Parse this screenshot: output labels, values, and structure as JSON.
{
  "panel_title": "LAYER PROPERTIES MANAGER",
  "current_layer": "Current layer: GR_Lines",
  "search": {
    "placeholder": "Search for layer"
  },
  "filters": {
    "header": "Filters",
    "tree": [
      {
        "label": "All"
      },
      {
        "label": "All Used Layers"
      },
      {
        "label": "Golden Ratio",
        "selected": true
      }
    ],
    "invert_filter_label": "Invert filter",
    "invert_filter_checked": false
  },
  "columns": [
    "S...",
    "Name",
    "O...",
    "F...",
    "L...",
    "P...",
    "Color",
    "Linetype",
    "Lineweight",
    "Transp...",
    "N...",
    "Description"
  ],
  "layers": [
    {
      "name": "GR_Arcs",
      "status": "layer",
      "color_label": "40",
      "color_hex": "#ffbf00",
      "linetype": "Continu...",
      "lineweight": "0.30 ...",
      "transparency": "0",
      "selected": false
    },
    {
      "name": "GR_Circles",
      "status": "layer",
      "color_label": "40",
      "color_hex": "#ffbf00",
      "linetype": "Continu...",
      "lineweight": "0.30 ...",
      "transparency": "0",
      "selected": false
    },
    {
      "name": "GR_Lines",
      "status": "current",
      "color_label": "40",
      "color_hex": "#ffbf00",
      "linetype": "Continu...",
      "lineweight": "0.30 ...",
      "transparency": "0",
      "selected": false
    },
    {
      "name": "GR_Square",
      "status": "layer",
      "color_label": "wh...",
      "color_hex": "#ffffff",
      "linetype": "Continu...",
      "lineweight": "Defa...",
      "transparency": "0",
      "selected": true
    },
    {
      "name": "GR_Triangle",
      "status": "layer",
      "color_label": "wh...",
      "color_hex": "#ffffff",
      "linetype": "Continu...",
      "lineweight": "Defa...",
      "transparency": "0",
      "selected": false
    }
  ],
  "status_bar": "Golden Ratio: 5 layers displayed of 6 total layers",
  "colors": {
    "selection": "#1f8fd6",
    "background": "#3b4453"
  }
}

============================================================

# Task requirements
Copy the material above back out, exactly as written.

# Reply to the task
Parse this screenshot: output labels, values, and structure as JSON.
{
  "panel_title": "LAYER PROPERTIES MANAGER",
  "current_layer": "Current layer: GR_Lines",
  "search": {
    "placeholder": "Search for layer"
  },
  "filters": {
    "header": "Filters",
    "tree": [
      {
        "label": "All"
      },
      {
        "label": "All Used Layers"
      },
      {
        "label": "Golden Ratio",
        "selected": true
      }
    ],
    "invert_filter_label": "Invert filter",
    "invert_filter_checked": false
  },
  "columns": [
    "S...",
    "Name",
    "O...",
    "F...",
    "L...",
    "P...",
    "Color",
    "Linetype",
    "Lineweight",
    "Transp...",
    "N...",
    "Description"
  ],
  "layers": [
    {
      "name": "GR_Arcs",
      "status": "layer",
      "color_label": "40",
      "color_hex": "#ffbf00",
      "linetype": "Continu...",
      "lineweight": "0.30 ...",
      "transparency": "0",
      "selected": false
    },
    {
      "name": "GR_Circles",
      "status": "layer",
      "color_label": "40",
      "color_hex": "#ffbf00",
      "linetype": "Continu...",
      "lineweight": "0.30 ...",
      "transparency": "0",
      "selected": false
    },
    {
      "name": "GR_Lines",
      "status": "current",
      "color_label": "40",
      "color_hex": "#ffbf00",
      "linetype": "Continu...",
      "lineweight": "0.30 ...",
      "transparency": "0",
      "selected": false
    },
    {
      "name": "GR_Square",
      "status": "layer",
      "color_label": "wh...",
      "color_hex": "#ffffff",
      "linetype": "Continu...",
      "lineweight": "Defa...",
      "transparency": "0",
      "selected": true
    },
    {
      "name": "GR_Triangle",
      "status": "layer",
      "color_label": "wh...",
      "color_hex": "#ffffff",
      "linetype": "Continu...",
      "lineweight": "Defa...",
      "transparency": "0",
      "selected": false
    }
  ],
  "status_bar": "Golden Ratio: 5 layers displayed of 6 total layers",
  "colors": {
    "selection": "#1f8fd6",
    "background": "#3b4453"
  }
}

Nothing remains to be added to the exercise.